(YOUR INSTRUCTIONS):
Write the data out again exactly, with no pictures.

(INPUT MATERIAL):
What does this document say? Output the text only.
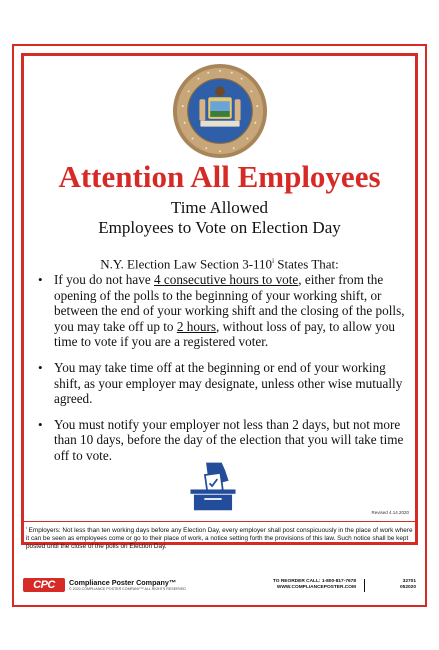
Attention All Employees
Time Allowed
Employees to Vote on Election Day
N.Y. Election Law Section 3-110$^i$ States That:
• If you do not have 4 consecutive hours to vote, either from the opening of the polls to the beginning of your working shift, or between the end of your working shift and the closing of the polls, you may take off up to 2 hours, without loss of pay, to allow you time to vote if you are a registered voter.
• You may take time off at the beginning or end of your working shift, as your employer may designate, unless other wise mutually agreed.
• You must notify your employer not less than 2 days, but not more than 10 days, before the day of the election that you will take time off to vote.
Revised 4.14.2020
$^i$ Employers: Not less than ten working days before any Election Day, every employer shall post conspicuously in the place of work where it can be seen as employees come or go to their place of work, a notice setting forth the provisions of this law. Such notice shall be kept posted until the close of the polls on Election Day.
CPC	Compliance Poster Company™
© 2020 COMPLIANCE POSTER COMPANY™ ALL RIGHTS RESERVED
TO REORDER CALL: 1-800-817-7678
WWW.COMPLIANCEPOSTER.COM
32701
052020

(EXPECTED ANSWER):
What does this document say? Output the text only.
Attention All Employees
Time Allowed
Employees to Vote on Election Day
N.Y. Election Law Section 3-110$^i$ States That:
• If you do not have 4 consecutive hours to vote, either from the opening of the polls to the beginning of your working shift, or between the end of your working shift and the closing of the polls, you may take off up to 2 hours, without loss of pay, to allow you time to vote if you are a registered voter.
• You may take time off at the beginning or end of your working shift, as your employer may designate, unless other wise mutually agreed.
• You must notify your employer not less than 2 days, but not more than 10 days, before the day of the election that you will take time off to vote.
Revised 4.14.2020
$^i$ Employers: Not less than ten working days before any Election Day, every employer shall post conspicuously in the place of work where it can be seen as employees come or go to their place of work, a notice setting forth the provisions of this law. Such notice shall be kept posted until the close of the polls on Election Day.
CPC	Compliance Poster Company™
© 2020 COMPLIANCE POSTER COMPANY™ ALL RIGHTS RESERVED
TO REORDER CALL: 1-800-817-7678
WWW.COMPLIANCEPOSTER.COM
32701
052020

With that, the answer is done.